TO BE DONE
Restate all the material verbatim, except for the pictures.

RECORDS SHOWN
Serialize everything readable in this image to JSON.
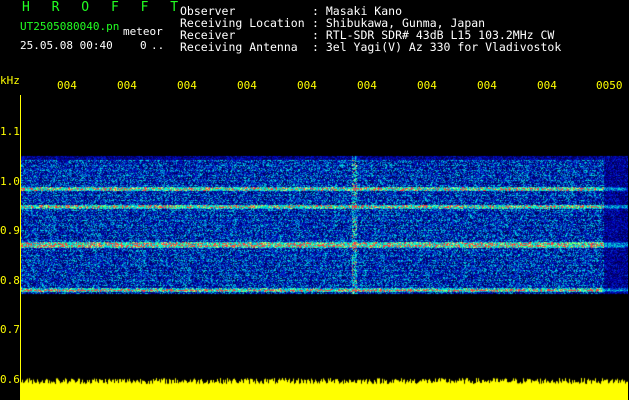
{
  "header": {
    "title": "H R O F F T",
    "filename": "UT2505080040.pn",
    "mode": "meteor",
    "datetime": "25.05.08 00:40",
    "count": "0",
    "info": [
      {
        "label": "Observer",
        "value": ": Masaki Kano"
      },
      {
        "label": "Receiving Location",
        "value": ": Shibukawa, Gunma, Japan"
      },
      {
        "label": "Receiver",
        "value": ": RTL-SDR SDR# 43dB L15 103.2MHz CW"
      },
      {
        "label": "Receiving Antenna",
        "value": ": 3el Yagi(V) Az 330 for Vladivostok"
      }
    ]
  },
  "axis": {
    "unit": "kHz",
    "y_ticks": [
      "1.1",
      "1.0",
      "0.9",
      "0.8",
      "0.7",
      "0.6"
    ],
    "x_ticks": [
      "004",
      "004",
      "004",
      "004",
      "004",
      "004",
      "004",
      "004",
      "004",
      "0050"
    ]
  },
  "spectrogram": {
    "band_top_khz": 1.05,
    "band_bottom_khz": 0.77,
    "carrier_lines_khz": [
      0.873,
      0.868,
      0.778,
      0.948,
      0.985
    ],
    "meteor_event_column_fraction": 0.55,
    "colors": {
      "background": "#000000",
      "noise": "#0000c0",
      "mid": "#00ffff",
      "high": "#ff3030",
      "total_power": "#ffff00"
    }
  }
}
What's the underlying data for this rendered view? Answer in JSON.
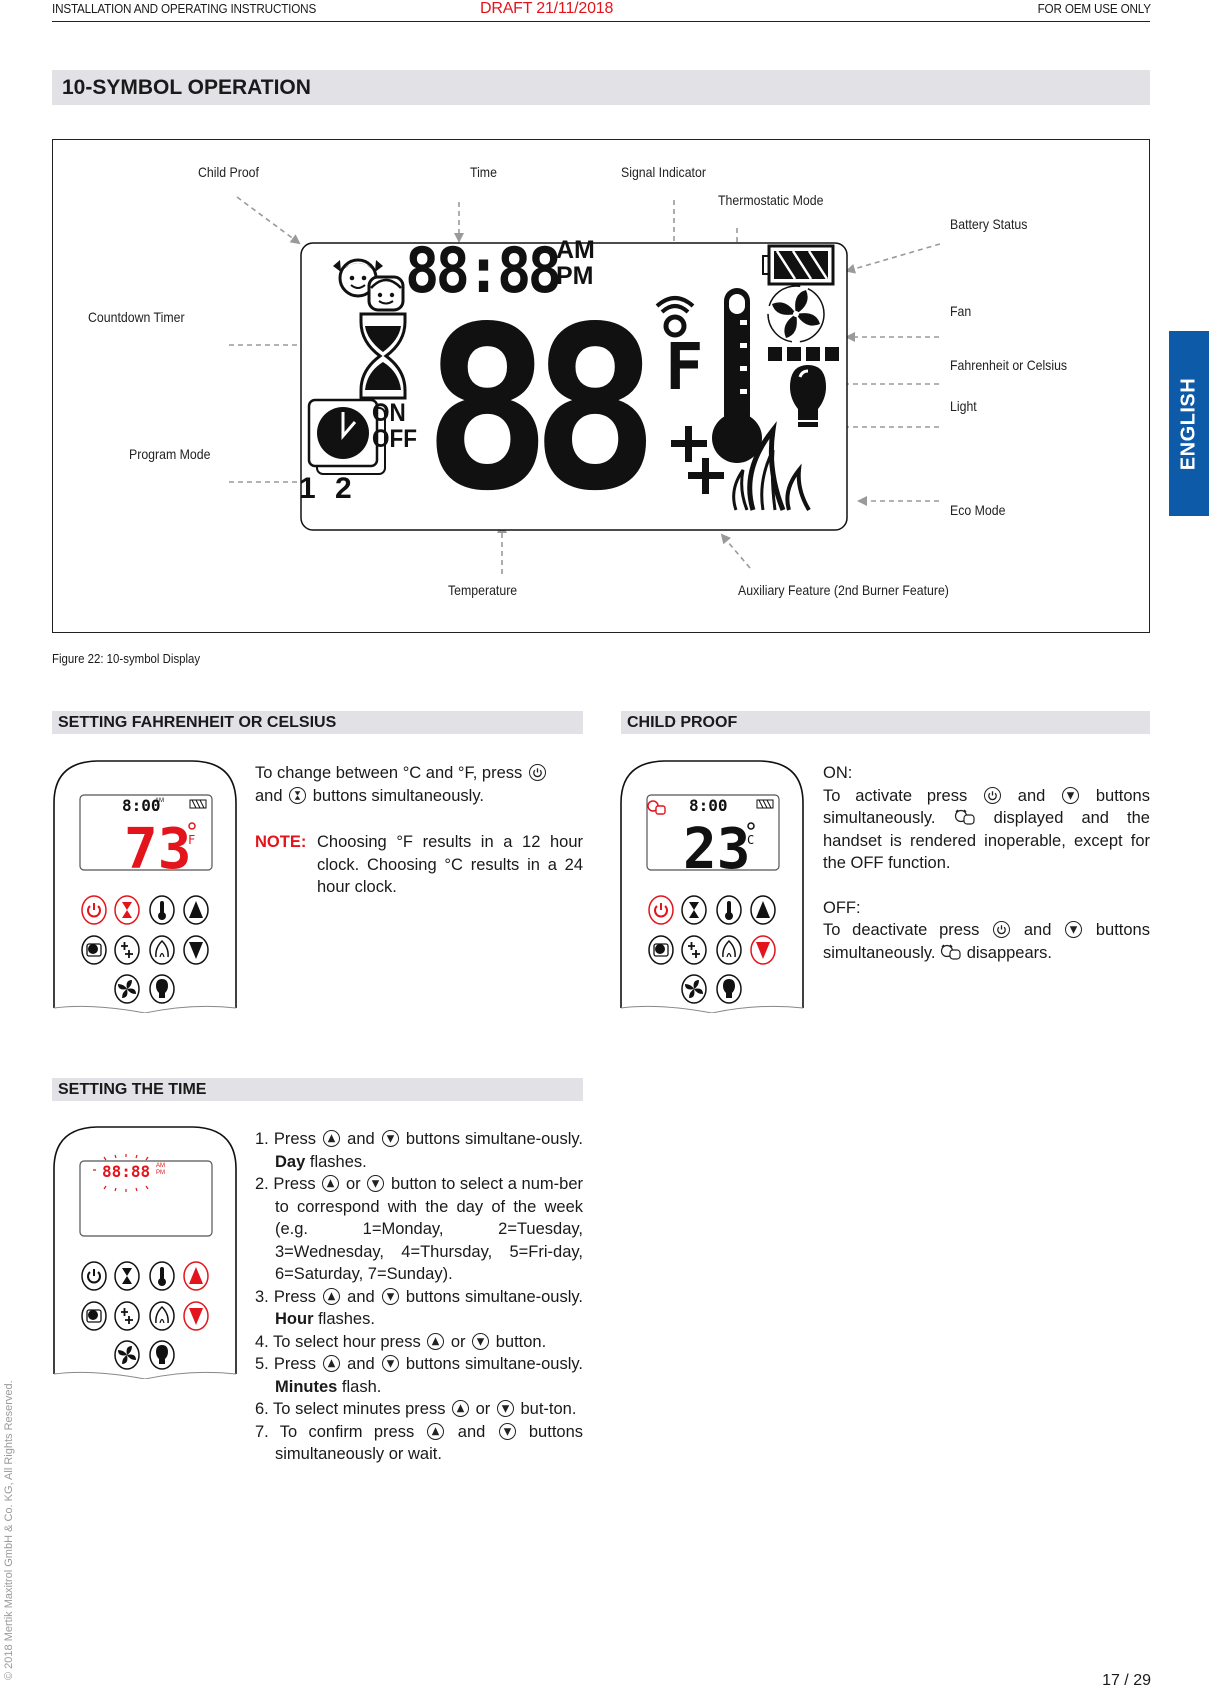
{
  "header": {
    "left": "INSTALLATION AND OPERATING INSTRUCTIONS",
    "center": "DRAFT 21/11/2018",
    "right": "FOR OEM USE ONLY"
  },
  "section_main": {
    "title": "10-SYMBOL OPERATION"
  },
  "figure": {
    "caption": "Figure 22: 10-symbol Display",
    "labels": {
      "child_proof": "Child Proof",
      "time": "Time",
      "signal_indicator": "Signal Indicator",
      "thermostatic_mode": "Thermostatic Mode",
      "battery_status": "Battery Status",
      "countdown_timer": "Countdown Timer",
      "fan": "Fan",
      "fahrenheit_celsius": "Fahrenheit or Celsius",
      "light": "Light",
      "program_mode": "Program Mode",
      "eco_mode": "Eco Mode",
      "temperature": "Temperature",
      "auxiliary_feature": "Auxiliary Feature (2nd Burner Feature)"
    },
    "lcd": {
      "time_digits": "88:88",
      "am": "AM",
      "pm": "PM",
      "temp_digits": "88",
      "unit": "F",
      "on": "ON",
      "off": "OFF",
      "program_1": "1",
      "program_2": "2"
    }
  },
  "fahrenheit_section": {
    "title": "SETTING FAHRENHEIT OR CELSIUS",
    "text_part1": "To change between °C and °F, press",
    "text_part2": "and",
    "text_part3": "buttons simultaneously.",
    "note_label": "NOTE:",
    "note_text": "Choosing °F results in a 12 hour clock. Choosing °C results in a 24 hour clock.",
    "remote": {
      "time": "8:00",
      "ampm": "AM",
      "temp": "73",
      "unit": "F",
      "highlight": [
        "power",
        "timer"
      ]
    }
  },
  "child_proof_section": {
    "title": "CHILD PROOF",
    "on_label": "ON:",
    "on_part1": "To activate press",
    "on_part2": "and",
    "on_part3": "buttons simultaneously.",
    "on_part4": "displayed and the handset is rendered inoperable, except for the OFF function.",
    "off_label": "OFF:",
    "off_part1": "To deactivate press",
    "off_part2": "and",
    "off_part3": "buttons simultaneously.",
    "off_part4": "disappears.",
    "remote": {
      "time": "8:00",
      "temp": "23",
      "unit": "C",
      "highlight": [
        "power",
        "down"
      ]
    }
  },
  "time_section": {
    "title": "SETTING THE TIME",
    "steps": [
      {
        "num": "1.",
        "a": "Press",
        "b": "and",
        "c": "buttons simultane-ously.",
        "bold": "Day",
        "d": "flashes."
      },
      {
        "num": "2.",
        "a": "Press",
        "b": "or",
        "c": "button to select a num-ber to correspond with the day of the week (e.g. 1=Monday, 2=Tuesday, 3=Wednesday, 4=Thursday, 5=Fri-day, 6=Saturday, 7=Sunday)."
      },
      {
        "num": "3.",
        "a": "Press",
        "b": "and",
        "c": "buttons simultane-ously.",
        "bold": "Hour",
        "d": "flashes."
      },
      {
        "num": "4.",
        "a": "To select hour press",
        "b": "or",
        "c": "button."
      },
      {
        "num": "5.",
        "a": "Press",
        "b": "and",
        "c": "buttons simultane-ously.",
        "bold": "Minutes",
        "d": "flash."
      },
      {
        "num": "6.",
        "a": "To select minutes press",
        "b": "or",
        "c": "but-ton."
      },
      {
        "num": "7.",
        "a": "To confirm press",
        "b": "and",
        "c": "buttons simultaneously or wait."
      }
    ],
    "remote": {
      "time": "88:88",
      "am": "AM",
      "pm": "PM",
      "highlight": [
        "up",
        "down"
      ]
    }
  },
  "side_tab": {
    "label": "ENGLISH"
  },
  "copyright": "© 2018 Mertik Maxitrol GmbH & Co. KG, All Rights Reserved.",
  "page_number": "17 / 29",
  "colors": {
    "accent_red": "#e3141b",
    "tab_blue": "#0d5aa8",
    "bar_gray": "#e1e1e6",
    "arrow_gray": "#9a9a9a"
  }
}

FULL ANSWER
Serialize everything readable in this image to JSON.
{
  "header": {
    "title": "H R O F F T",
    "filename": "UT2505080040.pn",
    "mode": "meteor",
    "datetime": "25.05.08 00:40",
    "count": "0",
    "info": [
      {
        "label": "Observer",
        "value": ": Masaki Kano"
      },
      {
        "label": "Receiving Location",
        "value": ": Shibukawa, Gunma, Japan"
      },
      {
        "label": "Receiver",
        "value": ": RTL-SDR SDR# 43dB L15 103.2MHz CW"
      },
      {
        "label": "Receiving Antenna",
        "value": ": 3el Yagi(V) Az 330 for Vladivostok"
      }
    ]
  },
  "axis": {
    "unit": "kHz",
    "y_ticks": [
      "1.1",
      "1.0",
      "0.9",
      "0.8",
      "0.7",
      "0.6"
    ],
    "x_ticks": [
      "004",
      "004",
      "004",
      "004",
      "004",
      "004",
      "004",
      "004",
      "004",
      "0050"
    ]
  },
  "spectrogram": {
    "band_top_khz": 1.05,
    "band_bottom_khz": 0.77,
    "carrier_lines_khz": [
      0.873,
      0.868,
      0.778,
      0.948,
      0.985
    ],
    "meteor_event_column_fraction": 0.55,
    "colors": {
      "background": "#000000",
      "noise": "#0000c0",
      "mid": "#00ffff",
      "high": "#ff3030",
      "total_power": "#ffff00"
    }
  }
}
What's the underlying data for this rendered view? Answer in JSON.
{
  "header": {
    "left": "INSTALLATION AND OPERATING INSTRUCTIONS",
    "center": "DRAFT 21/11/2018",
    "right": "FOR OEM USE ONLY"
  },
  "section_main": {
    "title": "10-SYMBOL OPERATION"
  },
  "figure": {
    "caption": "Figure 22: 10-symbol Display",
    "labels": {
      "child_proof": "Child Proof",
      "time": "Time",
      "signal_indicator": "Signal Indicator",
      "thermostatic_mode": "Thermostatic Mode",
      "battery_status": "Battery Status",
      "countdown_timer": "Countdown Timer",
      "fan": "Fan",
      "fahrenheit_celsius": "Fahrenheit or Celsius",
      "light": "Light",
      "program_mode": "Program Mode",
      "eco_mode": "Eco Mode",
      "temperature": "Temperature",
      "auxiliary_feature": "Auxiliary Feature (2nd Burner Feature)"
    },
    "lcd": {
      "time_digits": "88:88",
      "am": "AM",
      "pm": "PM",
      "temp_digits": "88",
      "unit": "F",
      "on": "ON",
      "off": "OFF",
      "program_1": "1",
      "program_2": "2"
    }
  },
  "fahrenheit_section": {
    "title": "SETTING FAHRENHEIT OR CELSIUS",
    "text_part1": "To change between °C and °F, press",
    "text_part2": "and",
    "text_part3": "buttons simultaneously.",
    "note_label": "NOTE:",
    "note_text": "Choosing °F results in a 12 hour clock. Choosing °C results in a 24 hour clock.",
    "remote": {
      "time": "8:00",
      "ampm": "AM",
      "temp": "73",
      "unit": "F",
      "highlight": [
        "power",
        "timer"
      ]
    }
  },
  "child_proof_section": {
    "title": "CHILD PROOF",
    "on_label": "ON:",
    "on_part1": "To activate press",
    "on_part2": "and",
    "on_part3": "buttons simultaneously.",
    "on_part4": "displayed and the handset is rendered inoperable, except for the OFF function.",
    "off_label": "OFF:",
    "off_part1": "To deactivate press",
    "off_part2": "and",
    "off_part3": "buttons simultaneously.",
    "off_part4": "disappears.",
    "remote": {
      "time": "8:00",
      "temp": "23",
      "unit": "C",
      "highlight": [
        "power",
        "down"
      ]
    }
  },
  "time_section": {
    "title": "SETTING THE TIME",
    "steps": [
      {
        "num": "1.",
        "a": "Press",
        "b": "and",
        "c": "buttons simultane-ously.",
        "bold": "Day",
        "d": "flashes."
      },
      {
        "num": "2.",
        "a": "Press",
        "b": "or",
        "c": "button to select a num-ber to correspond with the day of the week (e.g. 1=Monday, 2=Tuesday, 3=Wednesday, 4=Thursday, 5=Fri-day, 6=Saturday, 7=Sunday)."
      },
      {
        "num": "3.",
        "a": "Press",
        "b": "and",
        "c": "buttons simultane-ously.",
        "bold": "Hour",
        "d": "flashes."
      },
      {
        "num": "4.",
        "a": "To select hour press",
        "b": "or",
        "c": "button."
      },
      {
        "num": "5.",
        "a": "Press",
        "b": "and",
        "c": "buttons simultane-ously.",
        "bold": "Minutes",
        "d": "flash."
      },
      {
        "num": "6.",
        "a": "To select minutes press",
        "b": "or",
        "c": "but-ton."
      },
      {
        "num": "7.",
        "a": "To confirm press",
        "b": "and",
        "c": "buttons simultaneously or wait."
      }
    ],
    "remote": {
      "time": "88:88",
      "am": "AM",
      "pm": "PM",
      "highlight": [
        "up",
        "down"
      ]
    }
  },
  "side_tab": {
    "label": "ENGLISH"
  },
  "copyright": "© 2018 Mertik Maxitrol GmbH & Co. KG, All Rights Reserved.",
  "page_number": "17 / 29",
  "colors": {
    "accent_red": "#e3141b",
    "tab_blue": "#0d5aa8",
    "bar_gray": "#e1e1e6",
    "arrow_gray": "#9a9a9a"
  }
}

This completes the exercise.